(Stored records)
▼

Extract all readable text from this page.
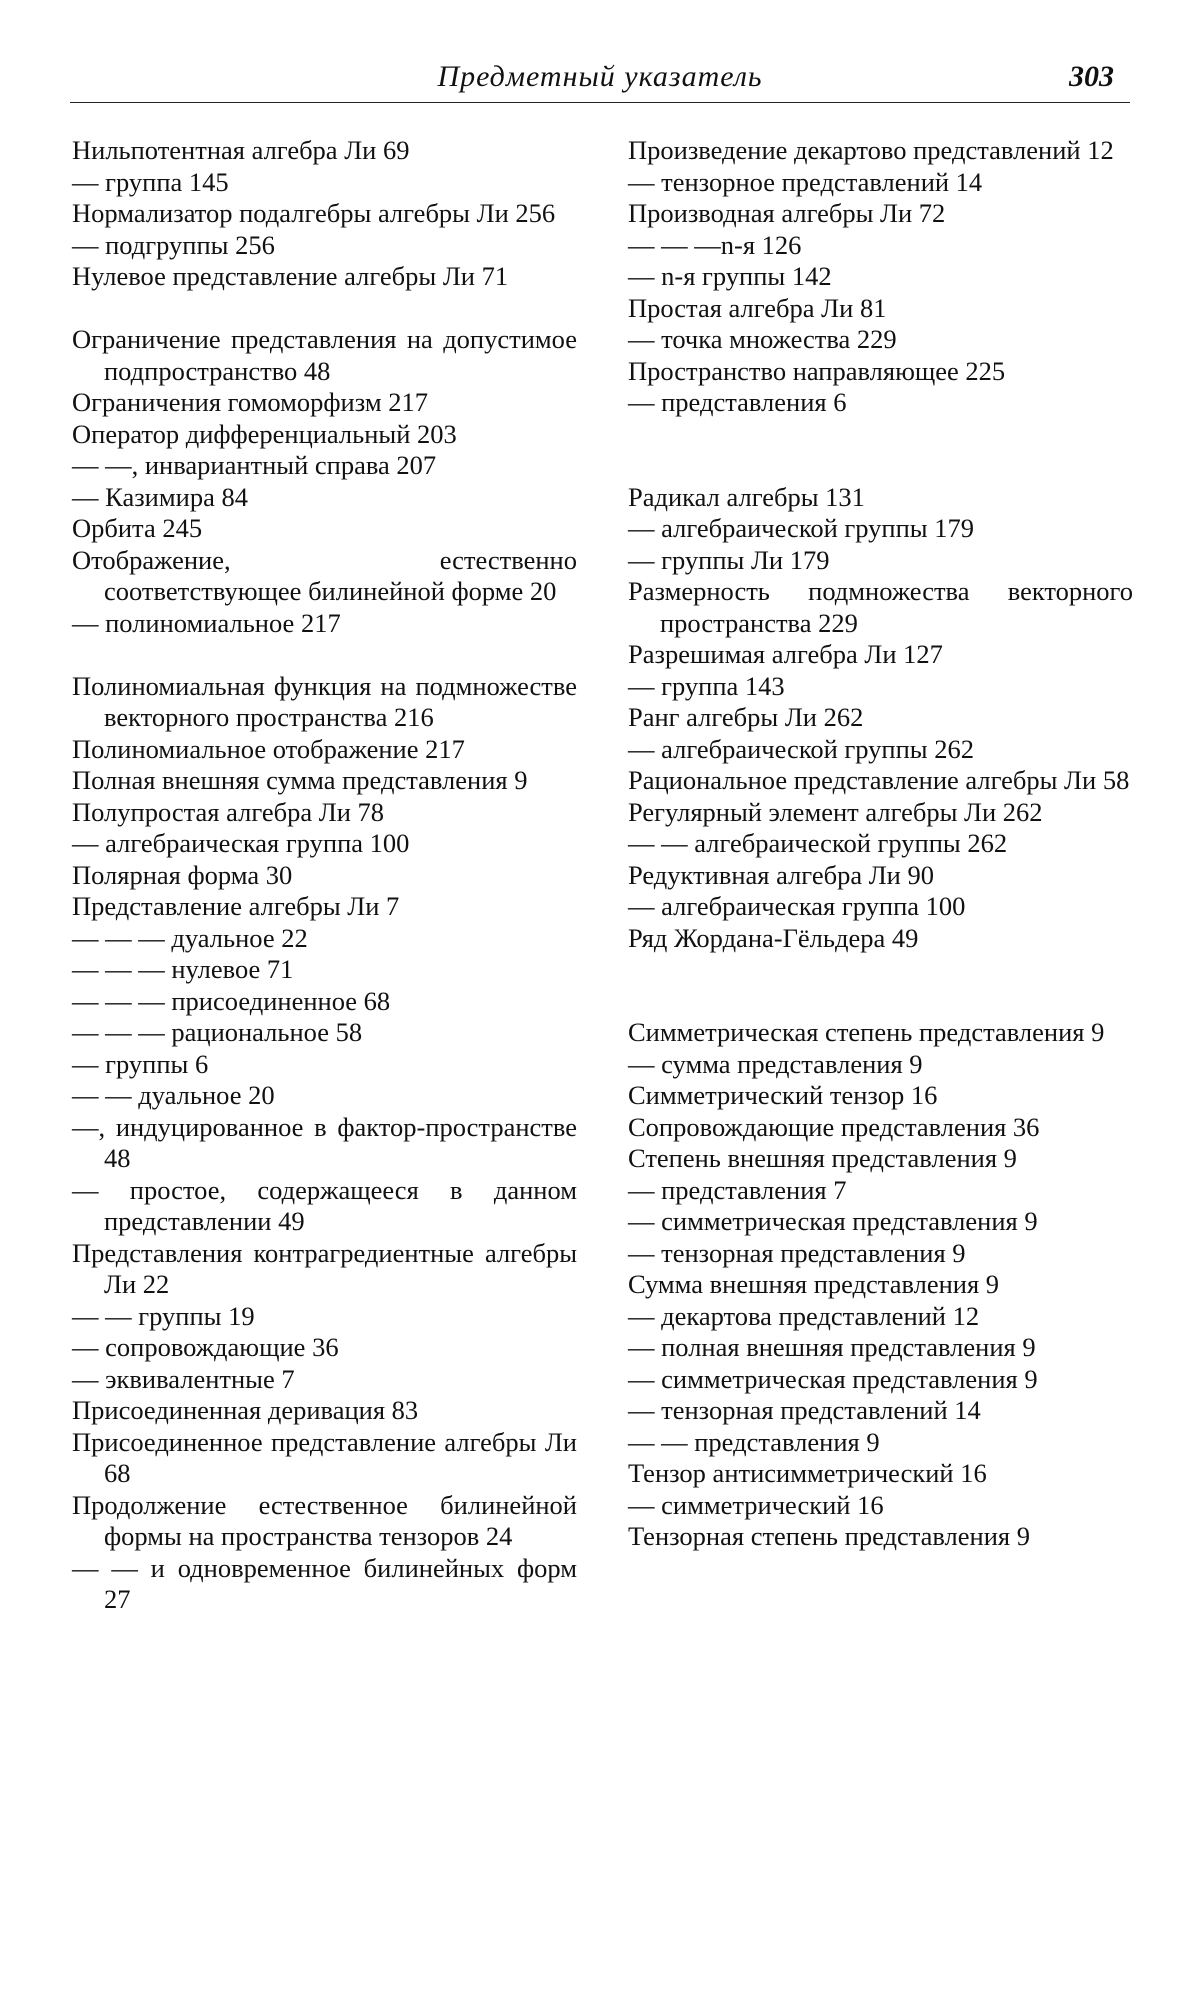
Предметный указатель	303
Нильпотентная алгебра Ли 69
— группа 145
Нормализатор подалгебры алгебры Ли 256
— подгруппы 256
Нулевое представление алгебры Ли 71
Ограничение представления на допустимое подпространство 48
Ограничения гомоморфизм 217
Оператор дифференциальный 203
— —, инвариантный справа 207
— Казимира 84
Орбита 245
Отображение, естественно соответствующее билинейной форме 20
— полиномиальное 217
Полиномиальная функция на подмножестве векторного пространства 216
Полиномиальное отображение 217
Полная внешняя сумма представления 9
Полупростая алгебра Ли 78
— алгебраическая группа 100
Полярная форма 30
Представление алгебры Ли 7
— — — дуальное 22
— — — нулевое 71
— — — присоединенное 68
— — — рациональное 58
— группы 6
— — дуальное 20
—, индуцированное в фактор-пространстве 48
— простое, содержащееся в данном представлении 49
Представления контрагредиентные алгебры Ли 22
— — группы 19
— сопровождающие 36
— эквивалентные 7
Присоединенная деривация 83
Присоединенное представление алгебры Ли 68
Продолжение естественное билинейной формы на пространства тензоров 24
— — и одновременное билинейных форм 27
Произведение декартово представлений 12
— тензорное представлений 14
Производная алгебры Ли 72
— — —n-я 126
— n-я группы 142
Простая алгебра Ли 81
— точка множества 229
Пространство направляющее 225
— представления 6
Радикал алгебры 131
— алгебраической группы 179
— группы Ли 179
Размерность подмножества векторного пространства 229
Разрешимая алгебра Ли 127
— группа 143
Ранг алгебры Ли 262
— алгебраической группы 262
Рациональное представление алгебры Ли 58
Регулярный элемент алгебры Ли 262
— — алгебраической группы 262
Редуктивная алгебра Ли 90
— алгебраическая группа 100
Ряд Жордана-Гёльдера 49
Симметрическая степень представления 9
— сумма представления 9
Симметрический тензор 16
Сопровождающие представления 36
Степень внешняя представления 9
— представления 7
— симметрическая представления 9
— тензорная представления 9
Сумма внешняя представления 9
— декартова представлений 12
— полная внешняя представления 9
— симметрическая представления 9
— тензорная представлений 14
— — представления 9
Тензор антисимметрический 16
— симметрический 16
Тензорная степень представления 9
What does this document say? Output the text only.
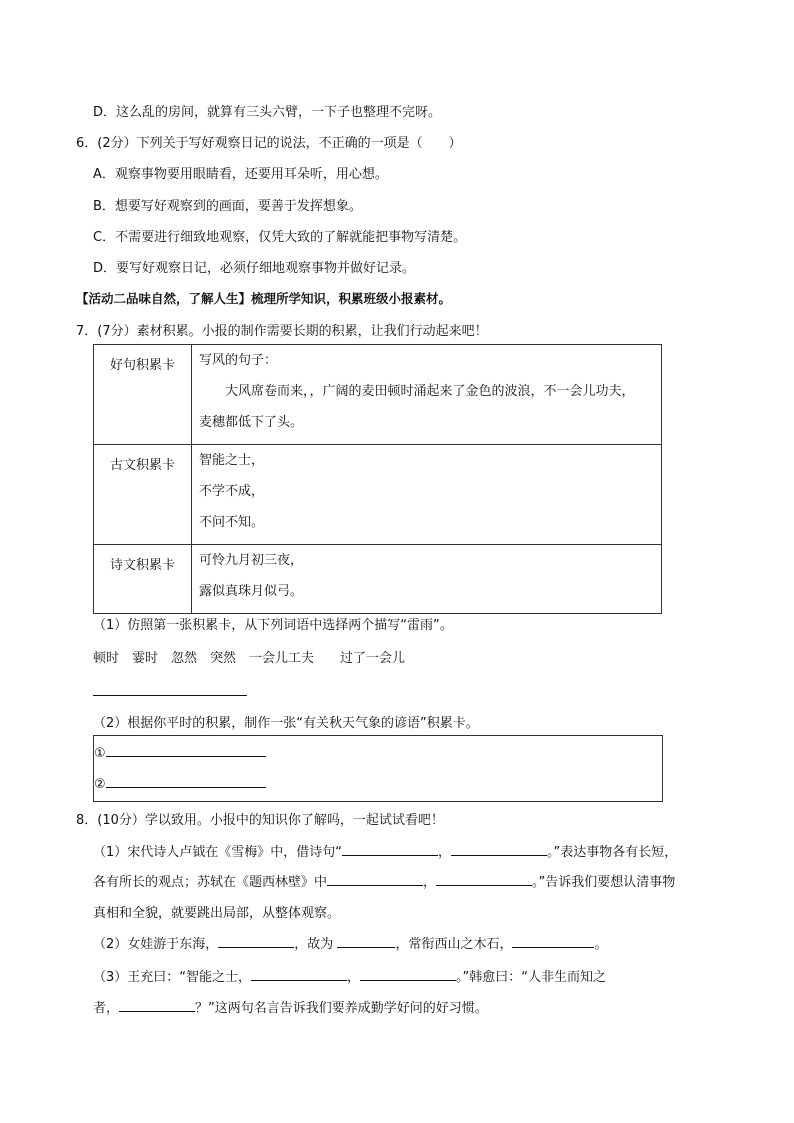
D．这么乱的房间，就算有三头六臂，一下子也整理不完呀。
6．(2分）下列关于写好观察日记的说法，不正确的一项是（　　）
A．观察事物要用眼睛看，还要用耳朵听，用心想。
B．想要写好观察到的画面，要善于发挥想象。
C．不需要进行细致地观察，仅凭大致的了解就能把事物写清楚。
D．要写好观察日记，必须仔细地观察事物并做好记录。
【活动二品味自然，了解人生】梳理所学知识，积累班级小报素材。
7．(7分）素材积累。小报的制作需要长期的积累，让我们行动起来吧！
好句积累卡	写风的句子：
　　大风席卷而来，，广阔的麦田顿时涌起来了金色的波浪，不一会儿功夫，
麦穗都低下了头。

古文积累卡	智能之士，
不学不成，
不问不知。

诗文积累卡	可怜九月初三夜，
露似真珠月似弓。
（1）仿照第一张积累卡，从下列词语中选择两个描写“雷雨”。
顿时　霎时　忽然　突然　一会儿工夫　　过了一会儿
（2）根据你平时的积累，制作一张“有关秋天气象的谚语”积累卡。
①
②
8．(10分）学以致用。小报中的知识你了解吗，一起试试看吧！
（1）宋代诗人卢钺在《雪梅》中，借诗句“	，	。”表达事物各有长短，
各有所长的观点；苏轼在《题西林壁》中	，	。”告诉我们要想认清事物
真相和全貌，就要跳出局部，从整体观察。
（2）女娃游于东海，	，故为	，常衔西山之木石，	。
（3）王充曰：“智能之士，	，	。”韩愈曰：“人非生而知之
者，	？”这两句名言告诉我们要养成勤学好问的好习惯。
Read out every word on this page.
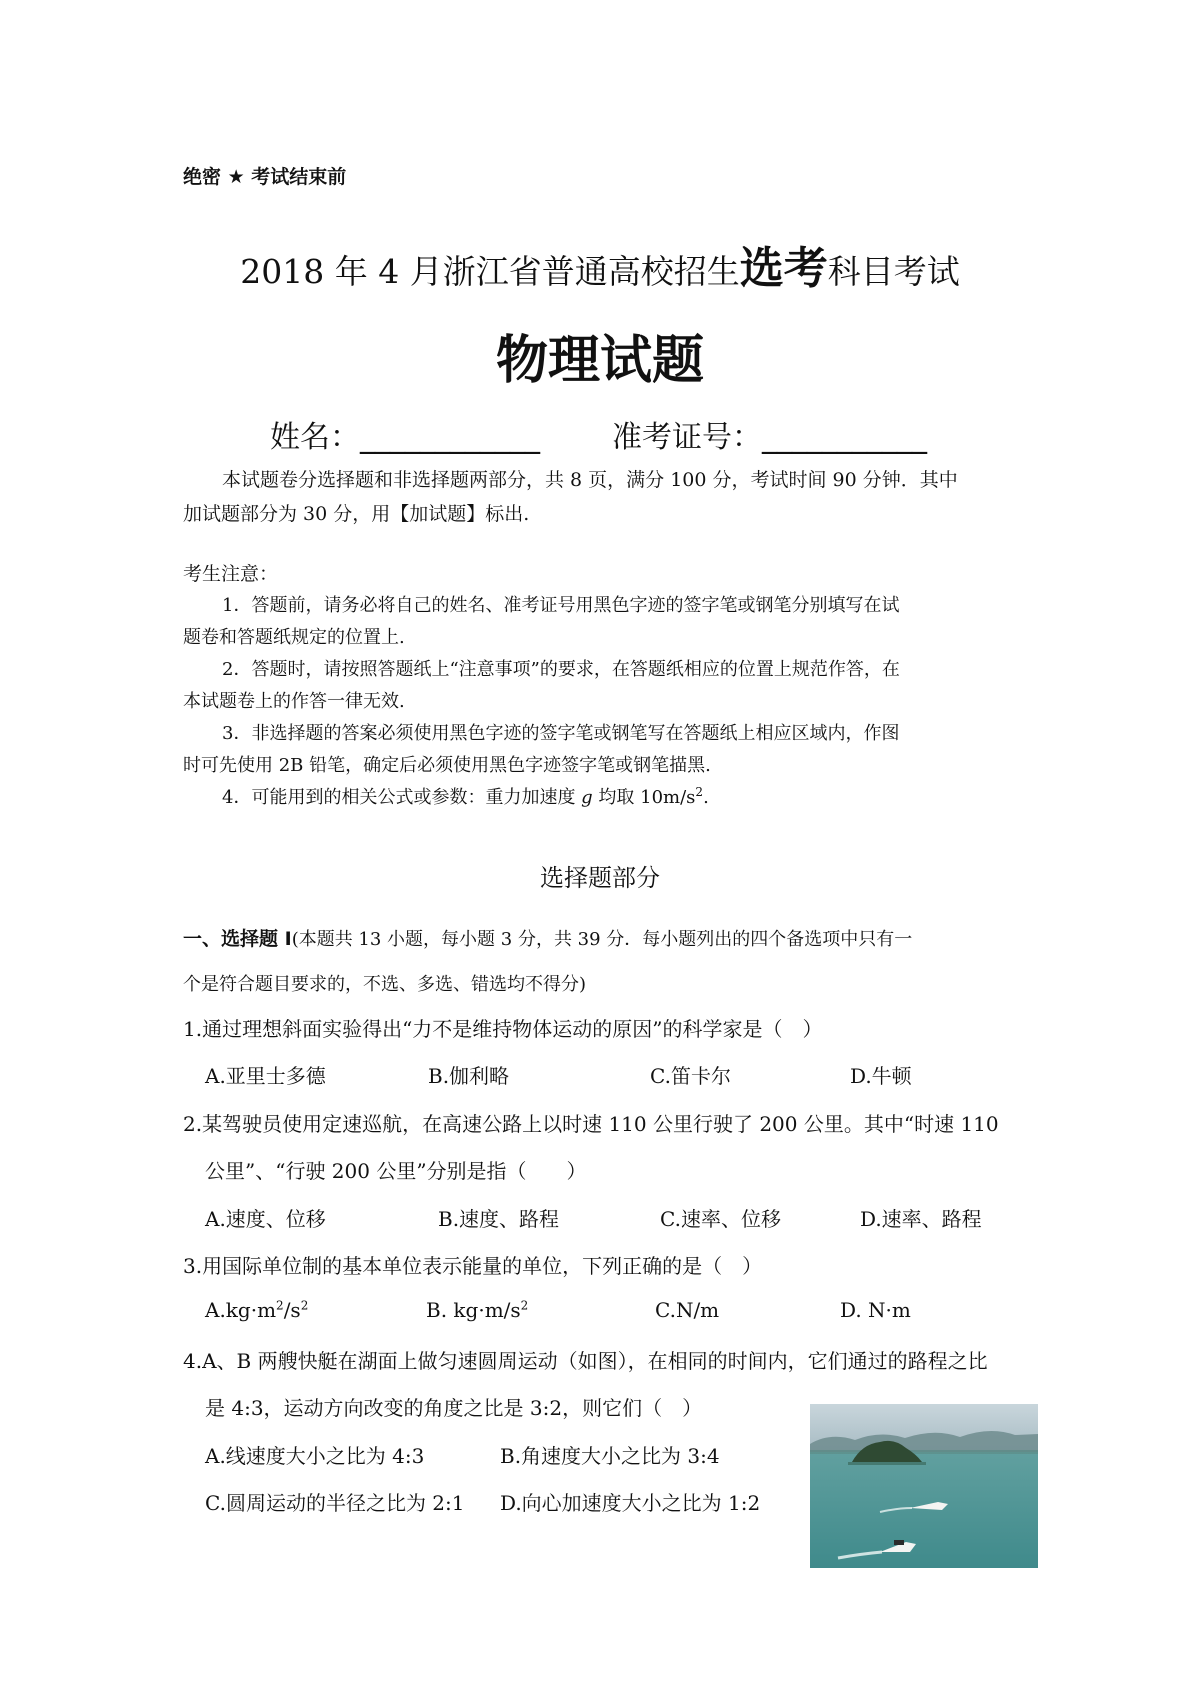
绝密 ★ 考试结束前
2018 年 4 月浙江省普通高校招生选考科目考试
物理试题
姓名：____________ 准考证号：___________
本试题卷分选择题和非选择题两部分，共 8 页，满分 100 分，考试时间 90 分钟．其中
加试题部分为 30 分，用【加试题】标出.
考生注意：
1．答题前，请务必将自己的姓名、准考证号用黑色字迹的签字笔或钢笔分别填写在试
题卷和答题纸规定的位置上.
2．答题时，请按照答题纸上“注意事项”的要求，在答题纸相应的位置上规范作答，在
本试题卷上的作答一律无效.
3．非选择题的答案必须使用黑色字迹的签字笔或钢笔写在答题纸上相应区域内，作图
时可先使用 2B 铅笔，确定后必须使用黑色字迹签字笔或钢笔描黑.
4．可能用到的相关公式或参数：重力加速度 g 均取 $10m/s^2$.
选择题部分
一、选择题 Ⅰ(本题共 13 小题，每小题 3 分，共 39 分．每小题列出的四个备选项中只有一
个是符合题目要求的，不选、多选、错选均不得分)
1.通过理想斜面实验得出“力不是维持物体运动的原因”的科学家是（　）
A.亚里士多德	B.伽利略	C.笛卡尔	D.牛顿
2.某驾驶员使用定速巡航，在高速公路上以时速 110 公里行驶了 200 公里。其中“时速 110
公里”、“行驶 200 公里”分别是指（　　）
A.速度、位移	B.速度、路程	C.速率、位移	D.速率、路程
3.用国际单位制的基本单位表示能量的单位，下列正确的是（　）
$A.kg\cdot m^2/s^2$	B. $kg\cdot m/s^2$	C.N/m	D. N·m
4.A、B 两艘快艇在湖面上做匀速圆周运动（如图），在相同的时间内，它们通过的路程之比
是 4:3，运动方向改变的角度之比是 3:2，则它们（　）
A.线速度大小之比为 4:3	B.角速度大小之比为 3:4
C.圆周运动的半径之比为 2:1 D.向心加速度大小之比为 1:2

▲

Leave out the pictures and give the listing above again exactly.

WORKED SOLUTION:
Extract all readable text from this page.
Предметный указатель	303
Нильпотентная алгебра Ли 69
— группа 145
Нормализатор подалгебры алгебры Ли 256
— подгруппы 256
Нулевое представление алгебры Ли 71
Ограничение представления на допустимое подпространство 48
Ограничения гомоморфизм 217
Оператор дифференциальный 203
— —, инвариантный справа 207
— Казимира 84
Орбита 245
Отображение, естественно соответствующее билинейной форме 20
— полиномиальное 217
Полиномиальная функция на подмножестве векторного пространства 216
Полиномиальное отображение 217
Полная внешняя сумма представления 9
Полупростая алгебра Ли 78
— алгебраическая группа 100
Полярная форма 30
Представление алгебры Ли 7
— — — дуальное 22
— — — нулевое 71
— — — присоединенное 68
— — — рациональное 58
— группы 6
— — дуальное 20
—, индуцированное в фактор-пространстве 48
— простое, содержащееся в данном представлении 49
Представления контрагредиентные алгебры Ли 22
— — группы 19
— сопровождающие 36
— эквивалентные 7
Присоединенная деривация 83
Присоединенное представление алгебры Ли 68
Продолжение естественное билинейной формы на пространства тензоров 24
— — и одновременное билинейных форм 27
Произведение декартово представлений 12
— тензорное представлений 14
Производная алгебры Ли 72
— — —n-я 126
— n-я группы 142
Простая алгебра Ли 81
— точка множества 229
Пространство направляющее 225
— представления 6
Радикал алгебры 131
— алгебраической группы 179
— группы Ли 179
Размерность подмножества векторного пространства 229
Разрешимая алгебра Ли 127
— группа 143
Ранг алгебры Ли 262
— алгебраической группы 262
Рациональное представление алгебры Ли 58
Регулярный элемент алгебры Ли 262
— — алгебраической группы 262
Редуктивная алгебра Ли 90
— алгебраическая группа 100
Ряд Жордана-Гёльдера 49
Симметрическая степень представления 9
— сумма представления 9
Симметрический тензор 16
Сопровождающие представления 36
Степень внешняя представления 9
— представления 7
— симметрическая представления 9
— тензорная представления 9
Сумма внешняя представления 9
— декартова представлений 12
— полная внешняя представления 9
— симметрическая представления 9
— тензорная представлений 14
— — представления 9
Тензор антисимметрический 16
— симметрический 16
Тензорная степень представления 9
What does this document say? Output the text only.
D．这么乱的房间，就算有三头六臂，一下子也整理不完呀。
6．(2分）下列关于写好观察日记的说法，不正确的一项是（　　）
A．观察事物要用眼睛看，还要用耳朵听，用心想。
B．想要写好观察到的画面，要善于发挥想象。
C．不需要进行细致地观察，仅凭大致的了解就能把事物写清楚。
D．要写好观察日记，必须仔细地观察事物并做好记录。
【活动二品味自然，了解人生】梳理所学知识，积累班级小报素材。
7．(7分）素材积累。小报的制作需要长期的积累，让我们行动起来吧！
好句积累卡	写风的句子：
　　大风席卷而来，，广阔的麦田顿时涌起来了金色的波浪，不一会儿功夫，
麦穗都低下了头。

古文积累卡	智能之士，
不学不成，
不问不知。

诗文积累卡	可怜九月初三夜，
露似真珠月似弓。
（1）仿照第一张积累卡，从下列词语中选择两个描写“雷雨”。
顿时　霎时　忽然　突然　一会儿工夫　　过了一会儿
（2）根据你平时的积累，制作一张“有关秋天气象的谚语”积累卡。
①
②
8．(10分）学以致用。小报中的知识你了解吗，一起试试看吧！
（1）宋代诗人卢钺在《雪梅》中，借诗句“	，	。”表达事物各有长短，
各有所长的观点；苏轼在《题西林壁》中	，	。”告诉我们要想认清事物
真相和全貌，就要跳出局部，从整体观察。
（2）女娃游于东海，	，故为	，常衔西山之木石，	。
（3）王充曰：“智能之士，	，	。”韩愈曰：“人非生而知之
者，	？”这两句名言告诉我们要养成勤学好问的好习惯。
Read out every word on this page.
绝密 ★ 考试结束前
2018 年 4 月浙江省普通高校招生选考科目考试
物理试题
姓名：____________ 准考证号：___________
本试题卷分选择题和非选择题两部分，共 8 页，满分 100 分，考试时间 90 分钟．其中
加试题部分为 30 分，用【加试题】标出.
考生注意：
1．答题前，请务必将自己的姓名、准考证号用黑色字迹的签字笔或钢笔分别填写在试
题卷和答题纸规定的位置上.
2．答题时，请按照答题纸上“注意事项”的要求，在答题纸相应的位置上规范作答，在
本试题卷上的作答一律无效.
3．非选择题的答案必须使用黑色字迹的签字笔或钢笔写在答题纸上相应区域内，作图
时可先使用 2B 铅笔，确定后必须使用黑色字迹签字笔或钢笔描黑.
4．可能用到的相关公式或参数：重力加速度 g 均取 $10m/s^2$.
选择题部分
一、选择题 Ⅰ(本题共 13 小题，每小题 3 分，共 39 分．每小题列出的四个备选项中只有一
个是符合题目要求的，不选、多选、错选均不得分)
1.通过理想斜面实验得出“力不是维持物体运动的原因”的科学家是（　）
A.亚里士多德	B.伽利略	C.笛卡尔	D.牛顿
2.某驾驶员使用定速巡航，在高速公路上以时速 110 公里行驶了 200 公里。其中“时速 110
公里”、“行驶 200 公里”分别是指（　　）
A.速度、位移	B.速度、路程	C.速率、位移	D.速率、路程
3.用国际单位制的基本单位表示能量的单位，下列正确的是（　）
$A.kg\cdot m^2/s^2$	B. $kg\cdot m/s^2$	C.N/m	D. N·m
4.A、B 两艘快艇在湖面上做匀速圆周运动（如图），在相同的时间内，它们通过的路程之比
是 4:3，运动方向改变的角度之比是 3:2，则它们（　）
A.线速度大小之比为 4:3	B.角速度大小之比为 3:4
C.圆周运动的半径之比为 2:1 D.向心加速度大小之比为 1:2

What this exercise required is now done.